● DATASET CONTENT
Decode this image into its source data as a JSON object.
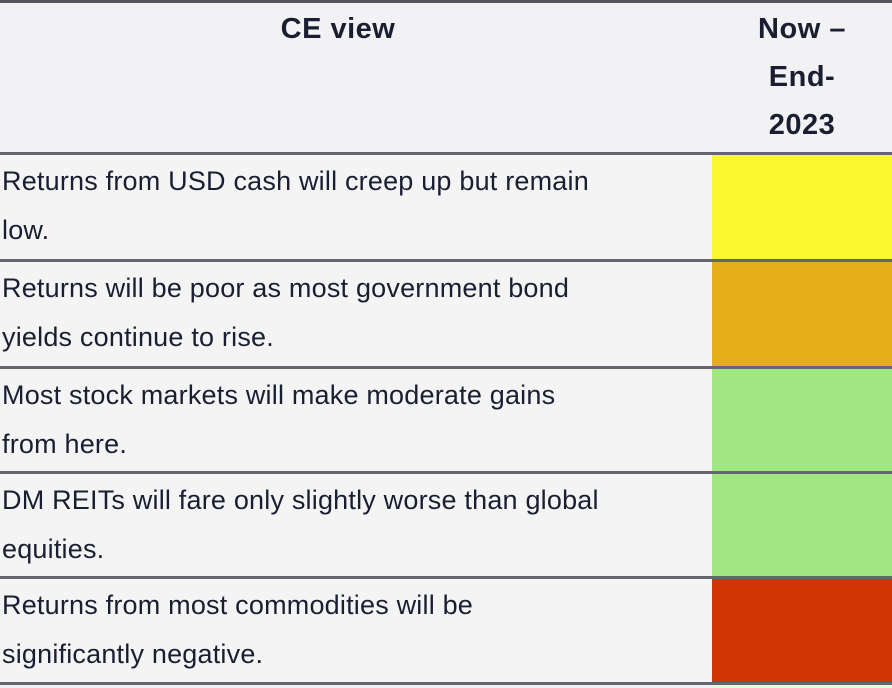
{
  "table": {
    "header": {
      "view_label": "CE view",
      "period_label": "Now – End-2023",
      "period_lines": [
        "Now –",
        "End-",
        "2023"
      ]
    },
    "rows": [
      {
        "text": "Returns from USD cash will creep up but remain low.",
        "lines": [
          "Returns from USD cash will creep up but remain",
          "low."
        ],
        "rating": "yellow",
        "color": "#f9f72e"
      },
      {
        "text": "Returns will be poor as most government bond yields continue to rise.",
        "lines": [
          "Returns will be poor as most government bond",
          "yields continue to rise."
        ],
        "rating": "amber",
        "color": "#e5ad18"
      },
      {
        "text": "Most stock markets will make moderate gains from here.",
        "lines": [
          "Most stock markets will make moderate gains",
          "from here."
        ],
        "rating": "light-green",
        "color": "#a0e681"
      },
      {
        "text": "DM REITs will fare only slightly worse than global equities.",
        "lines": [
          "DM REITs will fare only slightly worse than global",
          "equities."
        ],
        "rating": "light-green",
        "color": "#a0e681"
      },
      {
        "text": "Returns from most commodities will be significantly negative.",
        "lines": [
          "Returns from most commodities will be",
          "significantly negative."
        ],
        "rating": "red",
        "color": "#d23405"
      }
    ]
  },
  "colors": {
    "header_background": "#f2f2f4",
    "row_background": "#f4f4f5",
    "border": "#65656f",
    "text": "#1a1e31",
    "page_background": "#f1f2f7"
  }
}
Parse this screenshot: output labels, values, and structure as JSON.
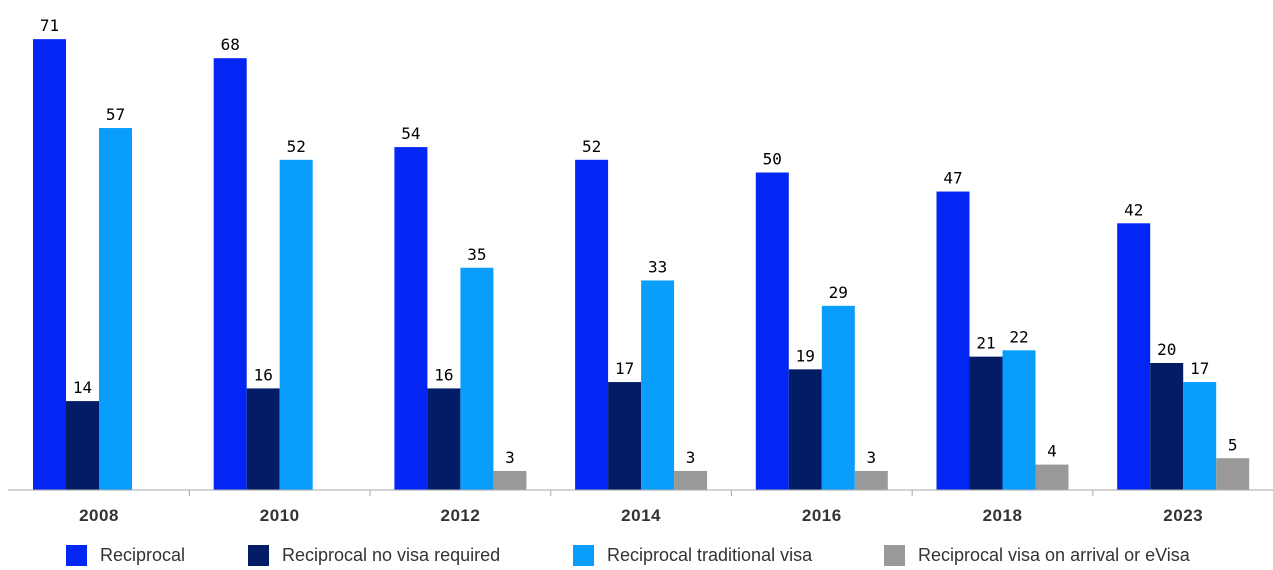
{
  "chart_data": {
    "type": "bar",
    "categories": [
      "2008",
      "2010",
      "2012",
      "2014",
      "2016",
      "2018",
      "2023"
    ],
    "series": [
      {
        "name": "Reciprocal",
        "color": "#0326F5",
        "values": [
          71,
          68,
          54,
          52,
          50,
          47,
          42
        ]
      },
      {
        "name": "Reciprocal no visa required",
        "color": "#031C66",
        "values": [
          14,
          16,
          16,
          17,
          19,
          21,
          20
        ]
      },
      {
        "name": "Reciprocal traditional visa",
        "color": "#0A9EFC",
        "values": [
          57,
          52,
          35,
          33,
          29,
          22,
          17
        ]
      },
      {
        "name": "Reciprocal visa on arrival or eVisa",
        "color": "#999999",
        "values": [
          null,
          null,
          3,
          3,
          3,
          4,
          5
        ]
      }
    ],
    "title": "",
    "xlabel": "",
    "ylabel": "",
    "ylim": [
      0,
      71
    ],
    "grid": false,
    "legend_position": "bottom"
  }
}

● STATED EXERCISE
Transcribe all of the entries word for word, but skip any pictures they contain.

● COMPLETED EXERCISE
Decode this image into its source data as a JSON object.
{
  "table": {
    "header": {
      "view_label": "CE view",
      "period_label": "Now – End-2023",
      "period_lines": [
        "Now –",
        "End-",
        "2023"
      ]
    },
    "rows": [
      {
        "text": "Returns from USD cash will creep up but remain low.",
        "lines": [
          "Returns from USD cash will creep up but remain",
          "low."
        ],
        "rating": "yellow",
        "color": "#f9f72e"
      },
      {
        "text": "Returns will be poor as most government bond yields continue to rise.",
        "lines": [
          "Returns will be poor as most government bond",
          "yields continue to rise."
        ],
        "rating": "amber",
        "color": "#e5ad18"
      },
      {
        "text": "Most stock markets will make moderate gains from here.",
        "lines": [
          "Most stock markets will make moderate gains",
          "from here."
        ],
        "rating": "light-green",
        "color": "#a0e681"
      },
      {
        "text": "DM REITs will fare only slightly worse than global equities.",
        "lines": [
          "DM REITs will fare only slightly worse than global",
          "equities."
        ],
        "rating": "light-green",
        "color": "#a0e681"
      },
      {
        "text": "Returns from most commodities will be significantly negative.",
        "lines": [
          "Returns from most commodities will be",
          "significantly negative."
        ],
        "rating": "red",
        "color": "#d23405"
      }
    ]
  },
  "colors": {
    "header_background": "#f2f2f4",
    "row_background": "#f4f4f5",
    "border": "#65656f",
    "text": "#1a1e31",
    "page_background": "#f1f2f7"
  }
}
Parse this screenshot: output labels, values, and structure as JSON.
{
  "chart_data": {
    "type": "bar",
    "categories": [
      "2008",
      "2010",
      "2012",
      "2014",
      "2016",
      "2018",
      "2023"
    ],
    "series": [
      {
        "name": "Reciprocal",
        "color": "#0326F5",
        "values": [
          71,
          68,
          54,
          52,
          50,
          47,
          42
        ]
      },
      {
        "name": "Reciprocal no visa required",
        "color": "#031C66",
        "values": [
          14,
          16,
          16,
          17,
          19,
          21,
          20
        ]
      },
      {
        "name": "Reciprocal traditional visa",
        "color": "#0A9EFC",
        "values": [
          57,
          52,
          35,
          33,
          29,
          22,
          17
        ]
      },
      {
        "name": "Reciprocal visa on arrival or eVisa",
        "color": "#999999",
        "values": [
          null,
          null,
          3,
          3,
          3,
          4,
          5
        ]
      }
    ],
    "title": "",
    "xlabel": "",
    "ylabel": "",
    "ylim": [
      0,
      71
    ],
    "grid": false,
    "legend_position": "bottom"
  }
}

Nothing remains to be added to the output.